[Задание] Воспроизведите дословно ту часть приведенного ниже отрывка о парижских концертах Дягилева, которая начинается со слов «С. Дягилев. Рисунок» и заканчивается словами «певцов и дирижеров.».

[Фрагмент текста]

━━━━━━━━━━━━━━━━

В начале апреля в Париж приехал Нувель, и вместе с Дягилевым они часто ходили по делам. Бенуа тоже жил неподалеку, но от организационных дел держался в стороне. Бенуа в письме Серову так описал парижскую жизнь Вальтера и Сергея: «Здесь начинает собираться état-major du géneralissime Diaghilew. Самого его я застаю вчера в донельзя потемкинском виде (и вот как ты должен его написать) – шелковом золотистом халате нараспашку и в кальсонах с горизонтальными полосками. Было уже около часу дня, но его светлость лишь изволила вылезать из кровати. Тут же черненький и немного желтенький Валичка Нувель, с потрясающим мастерством завязывавший галстук»7. Дягилев жил в отеле «Мирабо» на рю де ла Пэ, где он снимал три номера (один себе, второй, вероятно, для Маврина, а третий – для своего слуги Василия). В одном из номеров стоял рояль, и в тесном кругу русские проводили музыкальные «сеансы»: Скрябин за роялем, Шаляпин поет8.
По прошествии времени не совсем понятно, каких принципов придерживался Дягилев, составляя программы концертов. Русская музыка не была в диковинку на Западе: и Чайковский и Антон Рубинштейн много выступали за границей, но большого отклика не вызвали. Композиторы балакиревской «Могучей кучки», такие как Мусоргский, Кюи, Римский-Корсаков и Бородин, не привлекли особого внимания, впрочем, французские снобы создали своего рода культ Мусоргского. Из Чайковского в программу включили не самую удачную Вторую симфонию (возможно, этот выбор объяснялся тем, что якобы в ней ярко проявился национальный характер) и симфоническую поэму «Франческа да Римини». Кроме того, Дягилев старался брать в программу концертов как можно больше оперных арий: из «Бориса Годунова» Мусоргского, «Князя Игоря» Бородина, «Тамары» Балакирева и «Руслана и Людмилы» Глинки, а также много музыки Римского-Корсакова (из оперы «Ночь перед Рождеством», «Сказки о царе Салтане», «Снегурочки», «Млады» и «Садко»). Молодое поколение представлял Сергей Рахманинов, который должен был сыграть свой Первый фортепианный концерт. В качестве единственного действительно свежего номера во всей музыкальной программе планировалась мировая премьера «Поэмы экстаза» Александра Скрябина. Но, несмотря на то, что Скрябин «работал дни и ночи»9, закончить симфоническую поэму до середины мая ему не удалось. В результате были исполнены не самые новаторские его произведения: Вторая симфония и фортепианный концерт.

 

С. Дягилев. Рисунок Ф. Шаляпина

 

В эту эклектичную и не особенно продуманную программу вошло немало редко исполнявшейся или вообще не исполнявшейся до этого музыки, достаточно традиционной по характеру. Некоторые произведения, такие как сочинения Ляпунова и того же Александра Танеева, были откровенно слабыми. Чтобы добиться выдающегося успеха с такой программой, Дягилев должен был заручиться участием самых лучших и самых ярких солистов, певцов и дирижеров.

━━━━━━━━━━━━━━━━

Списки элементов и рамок
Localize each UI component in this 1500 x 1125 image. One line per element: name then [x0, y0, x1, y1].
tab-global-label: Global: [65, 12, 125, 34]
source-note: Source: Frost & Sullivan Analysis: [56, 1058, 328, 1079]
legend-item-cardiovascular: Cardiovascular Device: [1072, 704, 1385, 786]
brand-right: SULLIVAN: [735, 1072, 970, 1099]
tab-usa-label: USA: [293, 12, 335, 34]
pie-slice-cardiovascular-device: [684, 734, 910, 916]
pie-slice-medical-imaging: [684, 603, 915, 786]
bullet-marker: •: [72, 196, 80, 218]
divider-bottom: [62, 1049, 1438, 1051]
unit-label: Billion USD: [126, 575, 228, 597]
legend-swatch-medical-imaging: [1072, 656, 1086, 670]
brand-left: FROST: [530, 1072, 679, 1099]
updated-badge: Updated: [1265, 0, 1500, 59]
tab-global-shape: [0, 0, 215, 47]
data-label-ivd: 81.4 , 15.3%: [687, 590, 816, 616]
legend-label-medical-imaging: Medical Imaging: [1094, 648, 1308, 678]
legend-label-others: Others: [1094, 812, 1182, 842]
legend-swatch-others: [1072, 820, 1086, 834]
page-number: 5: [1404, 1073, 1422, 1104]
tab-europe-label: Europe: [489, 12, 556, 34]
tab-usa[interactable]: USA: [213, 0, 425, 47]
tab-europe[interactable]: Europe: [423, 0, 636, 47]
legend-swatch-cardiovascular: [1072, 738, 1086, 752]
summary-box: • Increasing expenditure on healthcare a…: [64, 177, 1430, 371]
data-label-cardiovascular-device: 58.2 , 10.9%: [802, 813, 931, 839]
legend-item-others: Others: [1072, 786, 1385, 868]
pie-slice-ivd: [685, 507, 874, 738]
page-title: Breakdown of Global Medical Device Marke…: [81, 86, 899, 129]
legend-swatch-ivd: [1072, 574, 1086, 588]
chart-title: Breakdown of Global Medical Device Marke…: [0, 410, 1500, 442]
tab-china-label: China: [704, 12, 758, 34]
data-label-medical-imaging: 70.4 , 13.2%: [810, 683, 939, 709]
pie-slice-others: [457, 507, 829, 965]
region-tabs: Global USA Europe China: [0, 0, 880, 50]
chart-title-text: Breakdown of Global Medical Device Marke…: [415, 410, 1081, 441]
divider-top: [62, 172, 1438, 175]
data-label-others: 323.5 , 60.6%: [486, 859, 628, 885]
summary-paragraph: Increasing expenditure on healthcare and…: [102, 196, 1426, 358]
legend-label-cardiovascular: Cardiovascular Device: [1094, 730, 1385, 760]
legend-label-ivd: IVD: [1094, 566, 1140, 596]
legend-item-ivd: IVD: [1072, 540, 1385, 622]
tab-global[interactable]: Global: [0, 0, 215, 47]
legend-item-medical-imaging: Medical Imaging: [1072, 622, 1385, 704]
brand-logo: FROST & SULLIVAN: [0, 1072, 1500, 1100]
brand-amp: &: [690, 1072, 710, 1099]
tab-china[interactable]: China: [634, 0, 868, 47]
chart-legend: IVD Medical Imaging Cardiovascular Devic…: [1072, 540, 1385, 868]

━━━━━━━━━━━━━━━━

[Решение]
С. Дягилев. Рисунок Ф. Шаляпина

 

В эту эклектичную и не особенно продуманную программу вошло немало редко исполнявшейся или вообще не исполнявшейся до этого музыки, достаточно традиционной по характеру. Некоторые произведения, такие как сочинения Ляпунова и того же Александра Танеева, были откровенно слабыми. Чтобы добиться выдающегося успеха с такой программой, Дягилев должен был заручиться участием самых лучших и самых ярких солистов, певцов и дирижеров.